── Data to use ──
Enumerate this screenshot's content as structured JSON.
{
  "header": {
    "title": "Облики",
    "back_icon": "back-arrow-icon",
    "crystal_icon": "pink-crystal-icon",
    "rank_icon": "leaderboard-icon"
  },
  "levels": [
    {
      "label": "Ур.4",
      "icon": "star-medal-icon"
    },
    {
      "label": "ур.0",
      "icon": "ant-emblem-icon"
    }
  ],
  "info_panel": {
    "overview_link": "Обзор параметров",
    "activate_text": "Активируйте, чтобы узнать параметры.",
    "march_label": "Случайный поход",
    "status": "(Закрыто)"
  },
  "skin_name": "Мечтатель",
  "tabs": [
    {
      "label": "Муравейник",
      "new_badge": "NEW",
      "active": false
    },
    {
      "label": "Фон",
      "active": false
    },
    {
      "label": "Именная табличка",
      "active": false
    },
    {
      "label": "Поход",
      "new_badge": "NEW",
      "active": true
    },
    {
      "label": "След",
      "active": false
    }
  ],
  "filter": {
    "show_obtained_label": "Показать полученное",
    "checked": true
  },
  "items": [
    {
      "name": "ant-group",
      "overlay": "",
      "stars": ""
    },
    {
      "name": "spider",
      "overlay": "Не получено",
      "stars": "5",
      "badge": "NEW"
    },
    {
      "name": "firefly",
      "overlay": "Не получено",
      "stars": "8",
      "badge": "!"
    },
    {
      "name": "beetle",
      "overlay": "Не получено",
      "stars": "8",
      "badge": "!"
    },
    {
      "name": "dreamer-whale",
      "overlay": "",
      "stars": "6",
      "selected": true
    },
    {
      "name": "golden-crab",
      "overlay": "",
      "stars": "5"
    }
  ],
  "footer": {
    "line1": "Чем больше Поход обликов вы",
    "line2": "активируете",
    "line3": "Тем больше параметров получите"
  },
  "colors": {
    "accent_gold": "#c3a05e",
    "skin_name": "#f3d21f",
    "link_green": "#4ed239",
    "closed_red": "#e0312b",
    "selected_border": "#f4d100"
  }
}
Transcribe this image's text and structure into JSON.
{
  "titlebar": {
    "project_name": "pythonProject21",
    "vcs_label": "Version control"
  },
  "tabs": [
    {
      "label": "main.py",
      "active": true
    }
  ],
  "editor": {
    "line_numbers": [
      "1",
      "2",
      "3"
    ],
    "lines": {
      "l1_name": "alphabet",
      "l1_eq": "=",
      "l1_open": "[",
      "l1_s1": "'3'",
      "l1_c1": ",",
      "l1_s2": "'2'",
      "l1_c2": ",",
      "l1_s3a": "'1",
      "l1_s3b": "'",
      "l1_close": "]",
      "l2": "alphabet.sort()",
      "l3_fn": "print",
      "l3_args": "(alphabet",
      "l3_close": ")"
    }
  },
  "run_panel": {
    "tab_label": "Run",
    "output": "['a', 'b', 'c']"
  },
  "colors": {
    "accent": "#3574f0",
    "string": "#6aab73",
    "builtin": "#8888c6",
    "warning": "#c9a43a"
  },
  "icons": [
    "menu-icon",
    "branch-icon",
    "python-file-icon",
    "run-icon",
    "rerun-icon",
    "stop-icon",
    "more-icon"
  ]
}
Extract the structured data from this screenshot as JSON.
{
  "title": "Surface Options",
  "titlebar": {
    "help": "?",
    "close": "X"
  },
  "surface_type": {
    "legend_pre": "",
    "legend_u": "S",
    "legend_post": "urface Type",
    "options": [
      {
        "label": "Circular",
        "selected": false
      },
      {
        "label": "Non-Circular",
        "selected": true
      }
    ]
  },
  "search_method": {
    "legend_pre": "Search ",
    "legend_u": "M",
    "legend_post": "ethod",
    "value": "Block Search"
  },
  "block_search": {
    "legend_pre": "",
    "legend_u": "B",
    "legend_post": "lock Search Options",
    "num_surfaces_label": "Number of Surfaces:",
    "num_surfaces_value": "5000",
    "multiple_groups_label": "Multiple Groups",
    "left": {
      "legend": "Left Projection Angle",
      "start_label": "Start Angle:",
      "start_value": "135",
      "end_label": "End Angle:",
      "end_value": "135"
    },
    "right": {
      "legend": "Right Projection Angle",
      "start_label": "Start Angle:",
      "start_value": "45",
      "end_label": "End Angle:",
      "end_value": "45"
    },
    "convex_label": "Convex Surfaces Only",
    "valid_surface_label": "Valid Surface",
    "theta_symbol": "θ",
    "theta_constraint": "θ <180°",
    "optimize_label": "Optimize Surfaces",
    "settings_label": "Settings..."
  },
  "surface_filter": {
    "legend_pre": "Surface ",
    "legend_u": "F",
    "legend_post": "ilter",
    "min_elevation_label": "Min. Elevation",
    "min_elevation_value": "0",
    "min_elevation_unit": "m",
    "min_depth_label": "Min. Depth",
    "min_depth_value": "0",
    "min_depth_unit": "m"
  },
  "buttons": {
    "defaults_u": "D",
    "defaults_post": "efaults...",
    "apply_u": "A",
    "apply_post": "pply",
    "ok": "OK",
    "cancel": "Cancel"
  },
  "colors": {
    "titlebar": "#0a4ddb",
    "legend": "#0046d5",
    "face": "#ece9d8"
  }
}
───
**Task instructions**
Reproduce every record, matching each line exactly.

**Task result**
Enumerate this screenshot's content as structured JSON.
{
  "header": {
    "title": "Облики",
    "back_icon": "back-arrow-icon",
    "crystal_icon": "pink-crystal-icon",
    "rank_icon": "leaderboard-icon"
  },
  "levels": [
    {
      "label": "Ур.4",
      "icon": "star-medal-icon"
    },
    {
      "label": "ур.0",
      "icon": "ant-emblem-icon"
    }
  ],
  "info_panel": {
    "overview_link": "Обзор параметров",
    "activate_text": "Активируйте, чтобы узнать параметры.",
    "march_label": "Случайный поход",
    "status": "(Закрыто)"
  },
  "skin_name": "Мечтатель",
  "tabs": [
    {
      "label": "Муравейник",
      "new_badge": "NEW",
      "active": false
    },
    {
      "label": "Фон",
      "active": false
    },
    {
      "label": "Именная табличка",
      "active": false
    },
    {
      "label": "Поход",
      "new_badge": "NEW",
      "active": true
    },
    {
      "label": "След",
      "active": false
    }
  ],
  "filter": {
    "show_obtained_label": "Показать полученное",
    "checked": true
  },
  "items": [
    {
      "name": "ant-group",
      "overlay": "",
      "stars": ""
    },
    {
      "name": "spider",
      "overlay": "Не получено",
      "stars": "5",
      "badge": "NEW"
    },
    {
      "name": "firefly",
      "overlay": "Не получено",
      "stars": "8",
      "badge": "!"
    },
    {
      "name": "beetle",
      "overlay": "Не получено",
      "stars": "8",
      "badge": "!"
    },
    {
      "name": "dreamer-whale",
      "overlay": "",
      "stars": "6",
      "selected": true
    },
    {
      "name": "golden-crab",
      "overlay": "",
      "stars": "5"
    }
  ],
  "footer": {
    "line1": "Чем больше Поход обликов вы",
    "line2": "активируете",
    "line3": "Тем больше параметров получите"
  },
  "colors": {
    "accent_gold": "#c3a05e",
    "skin_name": "#f3d21f",
    "link_green": "#4ed239",
    "closed_red": "#e0312b",
    "selected_border": "#f4d100"
  }
}
Transcribe this image's text and structure into JSON.
{
  "titlebar": {
    "project_name": "pythonProject21",
    "vcs_label": "Version control"
  },
  "tabs": [
    {
      "label": "main.py",
      "active": true
    }
  ],
  "editor": {
    "line_numbers": [
      "1",
      "2",
      "3"
    ],
    "lines": {
      "l1_name": "alphabet",
      "l1_eq": "=",
      "l1_open": "[",
      "l1_s1": "'3'",
      "l1_c1": ",",
      "l1_s2": "'2'",
      "l1_c2": ",",
      "l1_s3a": "'1",
      "l1_s3b": "'",
      "l1_close": "]",
      "l2": "alphabet.sort()",
      "l3_fn": "print",
      "l3_args": "(alphabet",
      "l3_close": ")"
    }
  },
  "run_panel": {
    "tab_label": "Run",
    "output": "['a', 'b', 'c']"
  },
  "colors": {
    "accent": "#3574f0",
    "string": "#6aab73",
    "builtin": "#8888c6",
    "warning": "#c9a43a"
  },
  "icons": [
    "menu-icon",
    "branch-icon",
    "python-file-icon",
    "run-icon",
    "rerun-icon",
    "stop-icon",
    "more-icon"
  ]
}
Extract the structured data from this screenshot as JSON.
{
  "title": "Surface Options",
  "titlebar": {
    "help": "?",
    "close": "X"
  },
  "surface_type": {
    "legend_pre": "",
    "legend_u": "S",
    "legend_post": "urface Type",
    "options": [
      {
        "label": "Circular",
        "selected": false
      },
      {
        "label": "Non-Circular",
        "selected": true
      }
    ]
  },
  "search_method": {
    "legend_pre": "Search ",
    "legend_u": "M",
    "legend_post": "ethod",
    "value": "Block Search"
  },
  "block_search": {
    "legend_pre": "",
    "legend_u": "B",
    "legend_post": "lock Search Options",
    "num_surfaces_label": "Number of Surfaces:",
    "num_surfaces_value": "5000",
    "multiple_groups_label": "Multiple Groups",
    "left": {
      "legend": "Left Projection Angle",
      "start_label": "Start Angle:",
      "start_value": "135",
      "end_label": "End Angle:",
      "end_value": "135"
    },
    "right": {
      "legend": "Right Projection Angle",
      "start_label": "Start Angle:",
      "start_value": "45",
      "end_label": "End Angle:",
      "end_value": "45"
    },
    "convex_label": "Convex Surfaces Only",
    "valid_surface_label": "Valid Surface",
    "theta_symbol": "θ",
    "theta_constraint": "θ <180°",
    "optimize_label": "Optimize Surfaces",
    "settings_label": "Settings..."
  },
  "surface_filter": {
    "legend_pre": "Surface ",
    "legend_u": "F",
    "legend_post": "ilter",
    "min_elevation_label": "Min. Elevation",
    "min_elevation_value": "0",
    "min_elevation_unit": "m",
    "min_depth_label": "Min. Depth",
    "min_depth_value": "0",
    "min_depth_unit": "m"
  },
  "buttons": {
    "defaults_u": "D",
    "defaults_post": "efaults...",
    "apply_u": "A",
    "apply_post": "pply",
    "ok": "OK",
    "cancel": "Cancel"
  },
  "colors": {
    "titlebar": "#0a4ddb",
    "legend": "#0046d5",
    "face": "#ece9d8"
  }
}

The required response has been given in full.